EXCERPTED TEXT ::
Both M3 and M4 utilize three drivers per channel. On top, we have a coaxially mounted compression driver and a larger mid-bass unit from American OEM driver supplier Eminence. The physical alignment of the compression driver at the center of the larger transducer of the Hologram series presents a point-source for more coherent sound. Also working toward greater coherence, compression driver handles all frequencies from 800 Hz and up.
The larger driver is 12″ in diameter for the M4 but 15″ for the M3. One result of this difference is that the M3 digs lower than the M4: down to 32 Hz (± 3 db) for the M3 and down to 45 Hz for the M4. The larger Eminence driver also affects the overall size of the speaker. The M4 is 36 inches tall and 14 inches wide – surprisingly petite when you see it in person. The M3 adds 6 inches to the height and 3 inches to the width.
This seems a good time to mention that the M4’s, which are available in a satin black, white or red finish, create a clean and handsome appearance. My wife, who has an Art History degree and a strong aesthetic sense, saw the M4’s for the first time and said, “Hey, those speakers are snazzy looking!” If you have a significant other who must approve of the appearance of your rig, this is worthy of note.
Depth of the M4 is minimal, around 9 inches from the front of the baffle to the back of the compression driver. In fact, Clayton mentioned that some customers who cannot leave their speakers at an optimal distance from the wall behind them simply push them up against the wall when not in use, taking advantage of their very minimal depth.
Do check out this YouTube video by New Record Day, where Shaw talks about the several-years-long process of co-developing the Hologram drivers with Eminence, as well as his vision of driving down costs and selling direct to the customer so as to create an affordable, “mass produced” [by high end audio standards] loudspeaker. There’s also a very cool video on Spatial Audio’s Facebook page, showing a fully automated CNC machine producing M4 baffles, yet another element to creating a high quality yet lower cost product.
When I purchased my M4, Clayton was offering 3 iterations of each model: entry level, Turbo (featuring better crossover parts and fancy WBT binding posts) and Turbo S (which adds an upgraded compression driver with a specially treated driver material). Clayton confirmed in an email that the base model has recently been discontinued since few customers ordered it, so you now have a choice of Turbo ($1495) or Turbo S ($1995). My particular set, ordered when the entry level model was still available, might be described as an “M4 Plus.” I saved some money by getting a pair with the upgraded crossover parts but sporting the very nice standard (but not-WBT) binding posts.

WHAT THE EXERCISE ASKS :: Carry on the piece about the Spatial Audio M3 and M4 speakers, starting right after its last sentence.

GIVEN INFORMATION ::
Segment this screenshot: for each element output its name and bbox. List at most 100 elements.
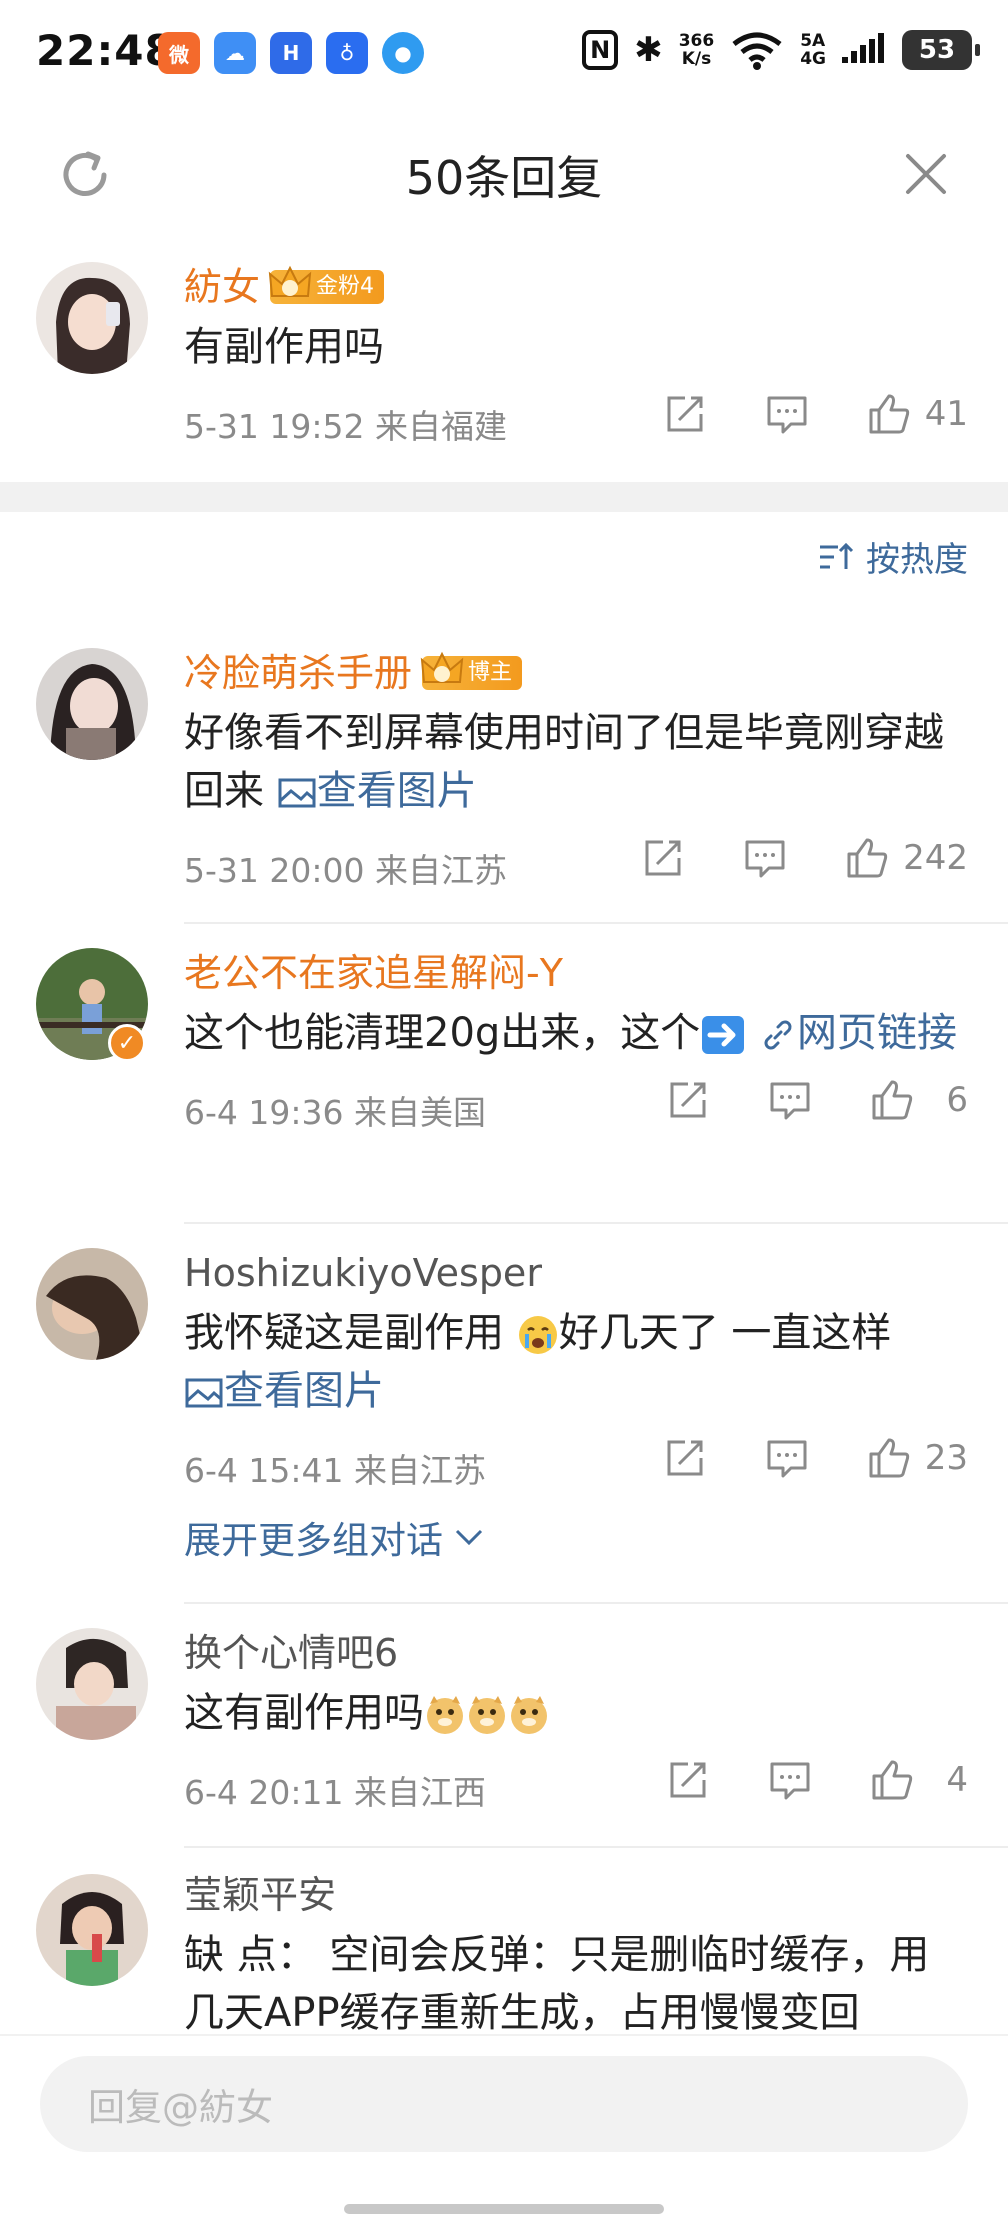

EXERCISE ANSWER ::
Why Open Baffle?
How many speaker reviews have you read in which the review either raves about “a total lack of boxy colorations” or complains of “a hint of boxy resonances”? What this boils down to is that conventional speaker boxes vibrate to some degree, so that the listener is hearing the cabinet as well as the driver – generally thought to be A Bad Thing. In fact, the “back wave” of the speaker driver goes crashing all over the inside of that box and even pushes back against the driver itself, unless the designer finds some way of taming it.
How should a designer deal with this? The more common approach is to make the box as acoustically dead as possible with internal bracing, damping materials and, in some cases, exotic materials like synthetic marble and aluminum. The other approach, taken most famously by some British brands like Audio Note and Harbeth, is to deliberately create a “lossy,” thin walled cabinet, designed in such a way that the vibrating frequencies of the cabinet walls are kept out of the crucial midband. Thus, says the theory, the part of the audio band where most of the music lives is kept pristine.
But what if you could get rid of the boxy resonances by… well… getting rid of the box itself? That’s the reasoning behind open baffle speakers. No box, no boxy colorations. In addition, open baffle designs are prized for having a wide open, spacious, dynamically uncompressed way with music that makes them sound more like the real thing. Finally, while your generic open baffle design may not, on paper, play quite as deep as a box speaker of the same height and width, open baffle bass is said to load the room differently than bass from a box speaker. Specifically (and this is one of Clayton’s claims for the Hologram series) the bass is immune from the muddy, boomy quality that too often afflicts box speakers, especially ported cabinet designs placed in smaller rooms.
As Clayton explained it to me, the bass from a given open baffle speaker rolls off more gradually than does the bass from a comparably sized box speaker, lending more tonal character and refinement to the low end. Additionally, the bass of a controlled directivity speaker does not trigger room mode excitations in the vertical and horizontal planes, thus – according to the owner’s manual – reducing room excitation problems by 2/3. Finally, with a box speaker, moving the speaker closer to the wall generally reinforces the bass response. With an open baffle design, moving the speaker closer to the wall may actually diminish bass response, since the rear wave from the driver may cancel out the bass tones.
A key design goal of the Hologram design is controlled directivity. The Hologram is designed to restrict the frontal radiation pattern of sound to a total of about 80 degrees from side to side. The result is that room interactions are minimized and the listener hears much more direct sound than sound bouncing off the walls and floor, effectively “taking most of the room out of the equation.”
Jumping the gun, I think this technique is a smashing success. As documented in the photo below, my listening room ain’t exactly “HP’s big room at Sea Cliff” (if you get my drift). It is, like many of yours, I’d suppose, a severely compromised (from the acoustic perspective), medium-small space that doubles as a guest bedroom, whose layout must pass the approval of a non-audiophile significant other.
That the M4 sounds so glorious in this acoustically untreated, multipurpose space (that also has restrictions on speaker placement) is a testament to its design brilliance.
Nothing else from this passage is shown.